DATA LINES:

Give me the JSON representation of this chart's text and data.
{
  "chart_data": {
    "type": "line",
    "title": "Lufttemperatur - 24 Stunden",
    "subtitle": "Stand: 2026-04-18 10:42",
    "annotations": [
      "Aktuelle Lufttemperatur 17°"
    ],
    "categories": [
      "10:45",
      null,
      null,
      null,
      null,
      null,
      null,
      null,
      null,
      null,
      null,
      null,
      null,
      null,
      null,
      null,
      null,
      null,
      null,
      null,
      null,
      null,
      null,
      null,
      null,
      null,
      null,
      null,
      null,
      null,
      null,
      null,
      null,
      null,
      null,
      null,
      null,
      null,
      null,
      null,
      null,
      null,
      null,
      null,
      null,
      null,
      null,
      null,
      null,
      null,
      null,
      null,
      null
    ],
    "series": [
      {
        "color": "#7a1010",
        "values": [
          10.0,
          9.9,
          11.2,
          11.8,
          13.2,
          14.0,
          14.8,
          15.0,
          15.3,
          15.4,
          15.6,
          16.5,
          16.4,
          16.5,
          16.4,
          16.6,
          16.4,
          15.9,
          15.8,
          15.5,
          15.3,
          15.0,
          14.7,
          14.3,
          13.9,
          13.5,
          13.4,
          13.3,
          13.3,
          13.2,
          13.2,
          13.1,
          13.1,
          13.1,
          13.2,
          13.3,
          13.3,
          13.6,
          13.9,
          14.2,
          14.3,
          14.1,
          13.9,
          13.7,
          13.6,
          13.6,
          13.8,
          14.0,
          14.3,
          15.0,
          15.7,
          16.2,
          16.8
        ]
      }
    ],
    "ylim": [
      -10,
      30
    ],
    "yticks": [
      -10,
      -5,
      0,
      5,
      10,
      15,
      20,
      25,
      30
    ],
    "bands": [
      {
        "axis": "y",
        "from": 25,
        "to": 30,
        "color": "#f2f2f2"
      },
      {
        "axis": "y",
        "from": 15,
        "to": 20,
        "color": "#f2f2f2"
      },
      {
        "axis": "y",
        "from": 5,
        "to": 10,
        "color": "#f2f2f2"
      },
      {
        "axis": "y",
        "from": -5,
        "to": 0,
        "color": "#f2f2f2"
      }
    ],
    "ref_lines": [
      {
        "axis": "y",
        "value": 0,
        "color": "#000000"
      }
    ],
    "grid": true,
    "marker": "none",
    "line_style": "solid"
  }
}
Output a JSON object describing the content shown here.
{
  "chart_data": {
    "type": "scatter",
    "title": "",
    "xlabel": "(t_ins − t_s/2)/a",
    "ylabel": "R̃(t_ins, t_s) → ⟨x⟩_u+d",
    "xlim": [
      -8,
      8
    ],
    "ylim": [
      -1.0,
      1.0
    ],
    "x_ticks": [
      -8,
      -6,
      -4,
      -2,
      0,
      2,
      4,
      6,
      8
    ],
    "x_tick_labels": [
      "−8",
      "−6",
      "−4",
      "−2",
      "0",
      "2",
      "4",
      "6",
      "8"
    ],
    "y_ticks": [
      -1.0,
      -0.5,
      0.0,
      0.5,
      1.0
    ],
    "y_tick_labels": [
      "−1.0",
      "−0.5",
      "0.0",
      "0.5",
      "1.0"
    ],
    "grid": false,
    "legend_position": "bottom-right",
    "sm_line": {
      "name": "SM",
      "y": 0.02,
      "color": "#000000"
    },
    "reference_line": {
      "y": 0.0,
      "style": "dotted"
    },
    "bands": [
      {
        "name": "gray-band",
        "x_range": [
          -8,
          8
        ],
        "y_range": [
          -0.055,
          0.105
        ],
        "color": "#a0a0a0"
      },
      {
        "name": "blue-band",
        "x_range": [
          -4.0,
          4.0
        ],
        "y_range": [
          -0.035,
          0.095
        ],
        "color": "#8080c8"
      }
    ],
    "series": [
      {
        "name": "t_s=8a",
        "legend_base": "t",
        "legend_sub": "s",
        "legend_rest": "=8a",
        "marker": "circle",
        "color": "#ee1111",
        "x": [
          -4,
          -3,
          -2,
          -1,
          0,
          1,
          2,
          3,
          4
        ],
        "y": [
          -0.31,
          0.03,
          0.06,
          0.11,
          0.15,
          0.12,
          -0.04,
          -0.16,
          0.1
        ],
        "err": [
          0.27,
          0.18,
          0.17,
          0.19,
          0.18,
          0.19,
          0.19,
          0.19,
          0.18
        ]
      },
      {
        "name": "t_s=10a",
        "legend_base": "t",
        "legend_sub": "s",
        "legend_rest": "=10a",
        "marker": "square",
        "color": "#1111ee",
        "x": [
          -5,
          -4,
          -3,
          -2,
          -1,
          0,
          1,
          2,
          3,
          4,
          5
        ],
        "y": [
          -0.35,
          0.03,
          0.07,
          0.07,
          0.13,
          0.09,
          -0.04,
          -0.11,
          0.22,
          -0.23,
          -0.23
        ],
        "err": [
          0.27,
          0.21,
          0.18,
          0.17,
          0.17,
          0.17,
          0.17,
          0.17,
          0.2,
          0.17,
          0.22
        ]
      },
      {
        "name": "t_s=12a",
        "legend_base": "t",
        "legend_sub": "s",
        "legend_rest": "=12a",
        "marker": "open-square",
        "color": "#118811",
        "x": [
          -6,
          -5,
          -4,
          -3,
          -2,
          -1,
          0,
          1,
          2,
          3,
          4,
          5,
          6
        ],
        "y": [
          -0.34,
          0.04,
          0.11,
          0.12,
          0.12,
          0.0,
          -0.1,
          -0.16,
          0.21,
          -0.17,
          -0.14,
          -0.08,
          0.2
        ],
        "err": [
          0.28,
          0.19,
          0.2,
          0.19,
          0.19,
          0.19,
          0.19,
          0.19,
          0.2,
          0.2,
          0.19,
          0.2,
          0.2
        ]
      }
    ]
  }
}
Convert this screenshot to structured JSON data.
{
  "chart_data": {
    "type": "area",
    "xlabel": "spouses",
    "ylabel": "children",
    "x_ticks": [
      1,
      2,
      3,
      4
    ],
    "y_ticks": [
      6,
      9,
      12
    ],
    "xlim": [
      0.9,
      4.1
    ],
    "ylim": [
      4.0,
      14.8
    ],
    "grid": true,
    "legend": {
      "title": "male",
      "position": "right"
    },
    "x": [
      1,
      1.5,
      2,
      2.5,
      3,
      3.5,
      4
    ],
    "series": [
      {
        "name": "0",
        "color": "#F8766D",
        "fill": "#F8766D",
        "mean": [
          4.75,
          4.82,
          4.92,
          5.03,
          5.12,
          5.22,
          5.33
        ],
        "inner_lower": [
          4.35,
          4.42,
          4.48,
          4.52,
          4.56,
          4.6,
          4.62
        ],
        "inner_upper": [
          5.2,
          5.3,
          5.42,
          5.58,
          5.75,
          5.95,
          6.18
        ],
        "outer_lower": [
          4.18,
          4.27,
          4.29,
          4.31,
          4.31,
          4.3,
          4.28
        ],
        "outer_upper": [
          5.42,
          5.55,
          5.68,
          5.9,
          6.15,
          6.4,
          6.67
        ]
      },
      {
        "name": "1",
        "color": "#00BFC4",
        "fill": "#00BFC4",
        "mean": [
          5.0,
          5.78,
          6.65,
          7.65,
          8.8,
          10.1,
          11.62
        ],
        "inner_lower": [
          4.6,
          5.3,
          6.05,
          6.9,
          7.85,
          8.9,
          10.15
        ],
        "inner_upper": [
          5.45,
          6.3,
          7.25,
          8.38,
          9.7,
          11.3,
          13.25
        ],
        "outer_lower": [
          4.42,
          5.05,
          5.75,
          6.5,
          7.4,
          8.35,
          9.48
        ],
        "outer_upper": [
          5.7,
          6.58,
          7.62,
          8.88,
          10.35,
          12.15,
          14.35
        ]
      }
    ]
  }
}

EXERCISE:
Each entry above is to be set down again in exactly the same words.

WORKED SOLUTION:
Give me the JSON representation of this chart's text and data.
{
  "chart_data": {
    "type": "line",
    "title": "Lufttemperatur - 24 Stunden",
    "subtitle": "Stand: 2026-04-18 10:42",
    "annotations": [
      "Aktuelle Lufttemperatur 17°"
    ],
    "categories": [
      "10:45",
      null,
      null,
      null,
      null,
      null,
      null,
      null,
      null,
      null,
      null,
      null,
      null,
      null,
      null,
      null,
      null,
      null,
      null,
      null,
      null,
      null,
      null,
      null,
      null,
      null,
      null,
      null,
      null,
      null,
      null,
      null,
      null,
      null,
      null,
      null,
      null,
      null,
      null,
      null,
      null,
      null,
      null,
      null,
      null,
      null,
      null,
      null,
      null,
      null,
      null,
      null,
      null
    ],
    "series": [
      {
        "color": "#7a1010",
        "values": [
          10.0,
          9.9,
          11.2,
          11.8,
          13.2,
          14.0,
          14.8,
          15.0,
          15.3,
          15.4,
          15.6,
          16.5,
          16.4,
          16.5,
          16.4,
          16.6,
          16.4,
          15.9,
          15.8,
          15.5,
          15.3,
          15.0,
          14.7,
          14.3,
          13.9,
          13.5,
          13.4,
          13.3,
          13.3,
          13.2,
          13.2,
          13.1,
          13.1,
          13.1,
          13.2,
          13.3,
          13.3,
          13.6,
          13.9,
          14.2,
          14.3,
          14.1,
          13.9,
          13.7,
          13.6,
          13.6,
          13.8,
          14.0,
          14.3,
          15.0,
          15.7,
          16.2,
          16.8
        ]
      }
    ],
    "ylim": [
      -10,
      30
    ],
    "yticks": [
      -10,
      -5,
      0,
      5,
      10,
      15,
      20,
      25,
      30
    ],
    "bands": [
      {
        "axis": "y",
        "from": 25,
        "to": 30,
        "color": "#f2f2f2"
      },
      {
        "axis": "y",
        "from": 15,
        "to": 20,
        "color": "#f2f2f2"
      },
      {
        "axis": "y",
        "from": 5,
        "to": 10,
        "color": "#f2f2f2"
      },
      {
        "axis": "y",
        "from": -5,
        "to": 0,
        "color": "#f2f2f2"
      }
    ],
    "ref_lines": [
      {
        "axis": "y",
        "value": 0,
        "color": "#000000"
      }
    ],
    "grid": true,
    "marker": "none",
    "line_style": "solid"
  }
}
Output a JSON object describing the content shown here.
{
  "chart_data": {
    "type": "scatter",
    "title": "",
    "xlabel": "(t_ins − t_s/2)/a",
    "ylabel": "R̃(t_ins, t_s) → ⟨x⟩_u+d",
    "xlim": [
      -8,
      8
    ],
    "ylim": [
      -1.0,
      1.0
    ],
    "x_ticks": [
      -8,
      -6,
      -4,
      -2,
      0,
      2,
      4,
      6,
      8
    ],
    "x_tick_labels": [
      "−8",
      "−6",
      "−4",
      "−2",
      "0",
      "2",
      "4",
      "6",
      "8"
    ],
    "y_ticks": [
      -1.0,
      -0.5,
      0.0,
      0.5,
      1.0
    ],
    "y_tick_labels": [
      "−1.0",
      "−0.5",
      "0.0",
      "0.5",
      "1.0"
    ],
    "grid": false,
    "legend_position": "bottom-right",
    "sm_line": {
      "name": "SM",
      "y": 0.02,
      "color": "#000000"
    },
    "reference_line": {
      "y": 0.0,
      "style": "dotted"
    },
    "bands": [
      {
        "name": "gray-band",
        "x_range": [
          -8,
          8
        ],
        "y_range": [
          -0.055,
          0.105
        ],
        "color": "#a0a0a0"
      },
      {
        "name": "blue-band",
        "x_range": [
          -4.0,
          4.0
        ],
        "y_range": [
          -0.035,
          0.095
        ],
        "color": "#8080c8"
      }
    ],
    "series": [
      {
        "name": "t_s=8a",
        "legend_base": "t",
        "legend_sub": "s",
        "legend_rest": "=8a",
        "marker": "circle",
        "color": "#ee1111",
        "x": [
          -4,
          -3,
          -2,
          -1,
          0,
          1,
          2,
          3,
          4
        ],
        "y": [
          -0.31,
          0.03,
          0.06,
          0.11,
          0.15,
          0.12,
          -0.04,
          -0.16,
          0.1
        ],
        "err": [
          0.27,
          0.18,
          0.17,
          0.19,
          0.18,
          0.19,
          0.19,
          0.19,
          0.18
        ]
      },
      {
        "name": "t_s=10a",
        "legend_base": "t",
        "legend_sub": "s",
        "legend_rest": "=10a",
        "marker": "square",
        "color": "#1111ee",
        "x": [
          -5,
          -4,
          -3,
          -2,
          -1,
          0,
          1,
          2,
          3,
          4,
          5
        ],
        "y": [
          -0.35,
          0.03,
          0.07,
          0.07,
          0.13,
          0.09,
          -0.04,
          -0.11,
          0.22,
          -0.23,
          -0.23
        ],
        "err": [
          0.27,
          0.21,
          0.18,
          0.17,
          0.17,
          0.17,
          0.17,
          0.17,
          0.2,
          0.17,
          0.22
        ]
      },
      {
        "name": "t_s=12a",
        "legend_base": "t",
        "legend_sub": "s",
        "legend_rest": "=12a",
        "marker": "open-square",
        "color": "#118811",
        "x": [
          -6,
          -5,
          -4,
          -3,
          -2,
          -1,
          0,
          1,
          2,
          3,
          4,
          5,
          6
        ],
        "y": [
          -0.34,
          0.04,
          0.11,
          0.12,
          0.12,
          0.0,
          -0.1,
          -0.16,
          0.21,
          -0.17,
          -0.14,
          -0.08,
          0.2
        ],
        "err": [
          0.28,
          0.19,
          0.2,
          0.19,
          0.19,
          0.19,
          0.19,
          0.19,
          0.2,
          0.2,
          0.19,
          0.2,
          0.2
        ]
      }
    ]
  }
}
Convert this screenshot to structured JSON data.
{
  "chart_data": {
    "type": "area",
    "xlabel": "spouses",
    "ylabel": "children",
    "x_ticks": [
      1,
      2,
      3,
      4
    ],
    "y_ticks": [
      6,
      9,
      12
    ],
    "xlim": [
      0.9,
      4.1
    ],
    "ylim": [
      4.0,
      14.8
    ],
    "grid": true,
    "legend": {
      "title": "male",
      "position": "right"
    },
    "x": [
      1,
      1.5,
      2,
      2.5,
      3,
      3.5,
      4
    ],
    "series": [
      {
        "name": "0",
        "color": "#F8766D",
        "fill": "#F8766D",
        "mean": [
          4.75,
          4.82,
          4.92,
          5.03,
          5.12,
          5.22,
          5.33
        ],
        "inner_lower": [
          4.35,
          4.42,
          4.48,
          4.52,
          4.56,
          4.6,
          4.62
        ],
        "inner_upper": [
          5.2,
          5.3,
          5.42,
          5.58,
          5.75,
          5.95,
          6.18
        ],
        "outer_lower": [
          4.18,
          4.27,
          4.29,
          4.31,
          4.31,
          4.3,
          4.28
        ],
        "outer_upper": [
          5.42,
          5.55,
          5.68,
          5.9,
          6.15,
          6.4,
          6.67
        ]
      },
      {
        "name": "1",
        "color": "#00BFC4",
        "fill": "#00BFC4",
        "mean": [
          5.0,
          5.78,
          6.65,
          7.65,
          8.8,
          10.1,
          11.62
        ],
        "inner_lower": [
          4.6,
          5.3,
          6.05,
          6.9,
          7.85,
          8.9,
          10.15
        ],
        "inner_upper": [
          5.45,
          6.3,
          7.25,
          8.38,
          9.7,
          11.3,
          13.25
        ],
        "outer_lower": [
          4.42,
          5.05,
          5.75,
          6.5,
          7.4,
          8.35,
          9.48
        ],
        "outer_upper": [
          5.7,
          6.58,
          7.62,
          8.88,
          10.35,
          12.15,
          14.35
        ]
      }
    ]
  }
}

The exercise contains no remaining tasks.